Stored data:
* * * * *

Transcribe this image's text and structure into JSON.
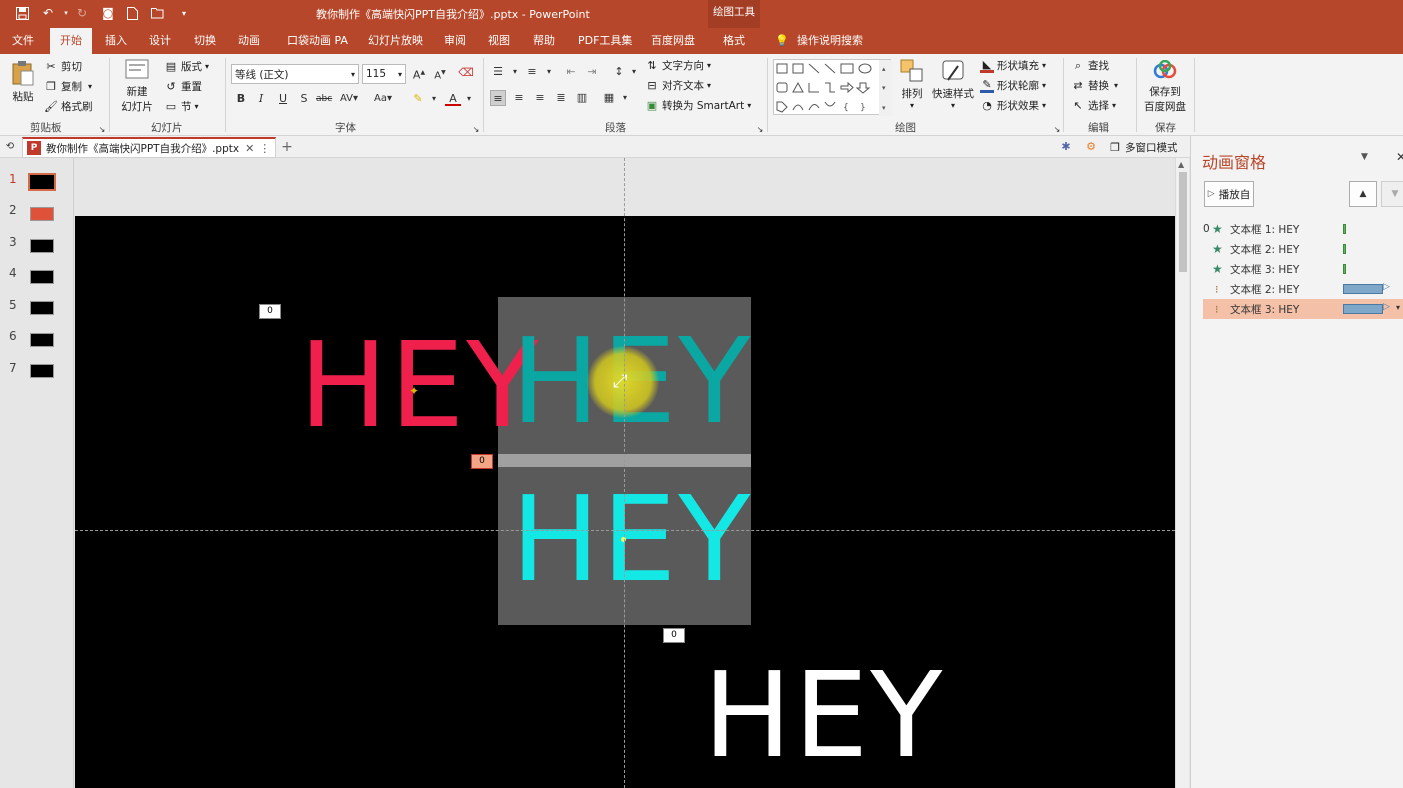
{
  "window": {
    "title": "教你制作《高端快闪PPT自我介绍》.pptx  -  PowerPoint",
    "context_tab": "绘图工具"
  },
  "tabs": [
    "文件",
    "开始",
    "插入",
    "设计",
    "切换",
    "动画",
    "口袋动画 PA",
    "幻灯片放映",
    "审阅",
    "视图",
    "帮助",
    "PDF工具集",
    "百度网盘",
    "格式"
  ],
  "search_label": "操作说明搜索",
  "ribbon": {
    "clipboard": {
      "paste": "粘贴",
      "cut": "剪切",
      "copy": "复制",
      "format_painter": "格式刷",
      "group": "剪贴板"
    },
    "slides": {
      "new_slide_line1": "新建",
      "new_slide_line2": "幻灯片",
      "layout": "版式",
      "reset": "重置",
      "section": "节",
      "group": "幻灯片"
    },
    "font": {
      "font_name": "等线 (正文)",
      "font_size": "115",
      "group": "字体"
    },
    "paragraph": {
      "text_direction": "文字方向",
      "align_text": "对齐文本",
      "smartart": "转换为 SmartArt",
      "group": "段落"
    },
    "drawing": {
      "arrange": "排列",
      "quick_styles": "快速样式",
      "fill": "形状填充",
      "outline": "形状轮廓",
      "effects": "形状效果",
      "group": "绘图"
    },
    "editing": {
      "find": "查找",
      "replace": "替换",
      "select": "选择",
      "group": "编辑"
    },
    "save": {
      "line1": "保存到",
      "line2": "百度网盘",
      "group": "保存"
    }
  },
  "doc_tab": {
    "name": "教你制作《高端快闪PPT自我介绍》.pptx",
    "multiwindow": "多窗口模式"
  },
  "thumbnails": [
    "1",
    "2",
    "3",
    "4",
    "5",
    "6",
    "7"
  ],
  "slide": {
    "red_text": "HEY",
    "teal_text": "HEY",
    "cyan_text": "HEY",
    "white_text": "HEY",
    "tag1": "0",
    "tag2": "0",
    "tag3": "0"
  },
  "anim_pane": {
    "title": "动画窗格",
    "play_from": "播放自",
    "items": [
      {
        "num": "0",
        "label": "文本框 1: HEY",
        "icon": "star",
        "type": "green"
      },
      {
        "num": "",
        "label": "文本框 2: HEY",
        "icon": "star",
        "type": "green"
      },
      {
        "num": "",
        "label": "文本框 3: HEY",
        "icon": "star",
        "type": "green"
      },
      {
        "num": "",
        "label": "文本框 2: HEY",
        "icon": "path",
        "type": "blue"
      },
      {
        "num": "",
        "label": "文本框 3: HEY",
        "icon": "path",
        "type": "blue"
      }
    ]
  },
  "colors": {
    "accent": "#b7472a",
    "red_hey": "#f0204d",
    "teal_hey": "#0aa7a3",
    "cyan_hey": "#13e8e5",
    "selected_row": "#f4c1a8"
  }
}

* * * * *

Transcribe every line from the records above without alteration, and leave out the images.

Correct response:
Transcribe this image's text and structure into JSON.
{
  "window": {
    "title": "教你制作《高端快闪PPT自我介绍》.pptx  -  PowerPoint",
    "context_tab": "绘图工具"
  },
  "tabs": [
    "文件",
    "开始",
    "插入",
    "设计",
    "切换",
    "动画",
    "口袋动画 PA",
    "幻灯片放映",
    "审阅",
    "视图",
    "帮助",
    "PDF工具集",
    "百度网盘",
    "格式"
  ],
  "search_label": "操作说明搜索",
  "ribbon": {
    "clipboard": {
      "paste": "粘贴",
      "cut": "剪切",
      "copy": "复制",
      "format_painter": "格式刷",
      "group": "剪贴板"
    },
    "slides": {
      "new_slide_line1": "新建",
      "new_slide_line2": "幻灯片",
      "layout": "版式",
      "reset": "重置",
      "section": "节",
      "group": "幻灯片"
    },
    "font": {
      "font_name": "等线 (正文)",
      "font_size": "115",
      "group": "字体"
    },
    "paragraph": {
      "text_direction": "文字方向",
      "align_text": "对齐文本",
      "smartart": "转换为 SmartArt",
      "group": "段落"
    },
    "drawing": {
      "arrange": "排列",
      "quick_styles": "快速样式",
      "fill": "形状填充",
      "outline": "形状轮廓",
      "effects": "形状效果",
      "group": "绘图"
    },
    "editing": {
      "find": "查找",
      "replace": "替换",
      "select": "选择",
      "group": "编辑"
    },
    "save": {
      "line1": "保存到",
      "line2": "百度网盘",
      "group": "保存"
    }
  },
  "doc_tab": {
    "name": "教你制作《高端快闪PPT自我介绍》.pptx",
    "multiwindow": "多窗口模式"
  },
  "thumbnails": [
    "1",
    "2",
    "3",
    "4",
    "5",
    "6",
    "7"
  ],
  "slide": {
    "red_text": "HEY",
    "teal_text": "HEY",
    "cyan_text": "HEY",
    "white_text": "HEY",
    "tag1": "0",
    "tag2": "0",
    "tag3": "0"
  },
  "anim_pane": {
    "title": "动画窗格",
    "play_from": "播放自",
    "items": [
      {
        "num": "0",
        "label": "文本框 1: HEY",
        "icon": "star",
        "type": "green"
      },
      {
        "num": "",
        "label": "文本框 2: HEY",
        "icon": "star",
        "type": "green"
      },
      {
        "num": "",
        "label": "文本框 3: HEY",
        "icon": "star",
        "type": "green"
      },
      {
        "num": "",
        "label": "文本框 2: HEY",
        "icon": "path",
        "type": "blue"
      },
      {
        "num": "",
        "label": "文本框 3: HEY",
        "icon": "path",
        "type": "blue"
      }
    ]
  },
  "colors": {
    "accent": "#b7472a",
    "red_hey": "#f0204d",
    "teal_hey": "#0aa7a3",
    "cyan_hey": "#13e8e5",
    "selected_row": "#f4c1a8"
  }
}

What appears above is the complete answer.